### Aim:
Without the pictures, copy the entries below word for word.

### Dataset rows:
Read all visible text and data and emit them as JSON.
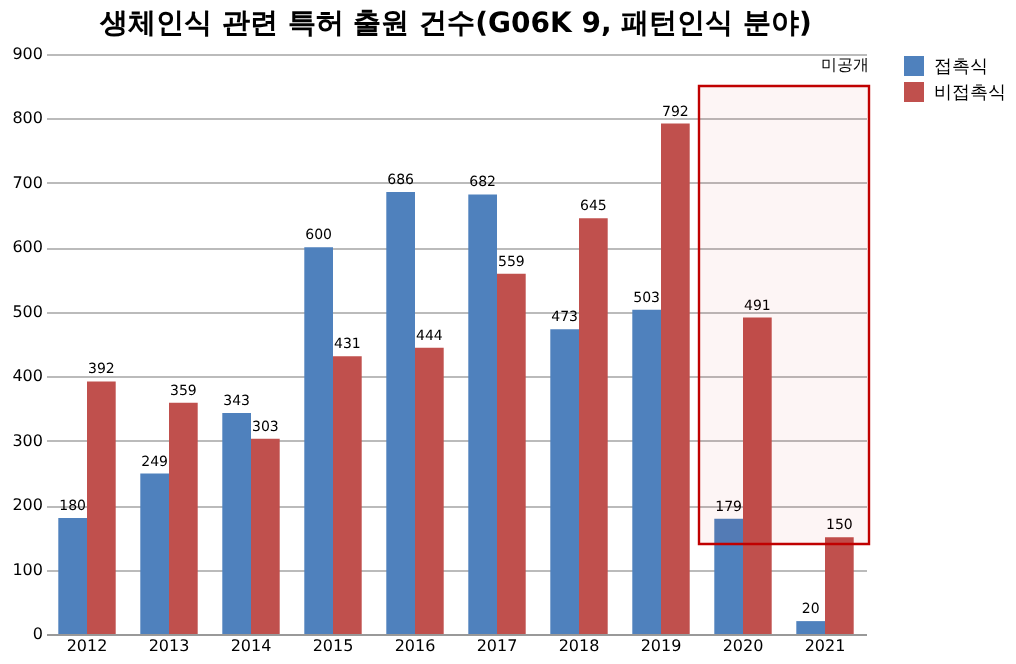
{
  "chart_data": {
    "type": "bar",
    "title": "생체인식 관련 특허 출원 건수(G06K 9, 패턴인식 분야)",
    "categories": [
      "2012",
      "2013",
      "2014",
      "2015",
      "2016",
      "2017",
      "2018",
      "2019",
      "2020",
      "2021"
    ],
    "series": [
      {
        "name": "접촉식",
        "color": "#4f81bd",
        "values": [
          180,
          249,
          343,
          600,
          686,
          682,
          473,
          503,
          179,
          20
        ]
      },
      {
        "name": "비접촉식",
        "color": "#c0504d",
        "values": [
          392,
          359,
          303,
          431,
          444,
          559,
          645,
          792,
          491,
          150
        ]
      }
    ],
    "ylim": [
      0,
      900
    ],
    "yticks": [
      0,
      100,
      200,
      300,
      400,
      500,
      600,
      700,
      800,
      900
    ],
    "grid": "y",
    "legend": "right",
    "data_labels": true,
    "bands": [
      {
        "axis": "x",
        "from": "2020",
        "to": "2021",
        "label": "미공개",
        "color": "#c00000"
      }
    ]
  }
}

### Task response:
Read all visible text and data and emit them as JSON.
{
  "chart_data": {
    "type": "bar",
    "title": "생체인식 관련 특허 출원 건수(G06K 9, 패턴인식 분야)",
    "categories": [
      "2012",
      "2013",
      "2014",
      "2015",
      "2016",
      "2017",
      "2018",
      "2019",
      "2020",
      "2021"
    ],
    "series": [
      {
        "name": "접촉식",
        "color": "#4f81bd",
        "values": [
          180,
          249,
          343,
          600,
          686,
          682,
          473,
          503,
          179,
          20
        ]
      },
      {
        "name": "비접촉식",
        "color": "#c0504d",
        "values": [
          392,
          359,
          303,
          431,
          444,
          559,
          645,
          792,
          491,
          150
        ]
      }
    ],
    "ylim": [
      0,
      900
    ],
    "yticks": [
      0,
      100,
      200,
      300,
      400,
      500,
      600,
      700,
      800,
      900
    ],
    "grid": "y",
    "legend": "right",
    "data_labels": true,
    "bands": [
      {
        "axis": "x",
        "from": "2020",
        "to": "2021",
        "label": "미공개",
        "color": "#c00000"
      }
    ]
  }
}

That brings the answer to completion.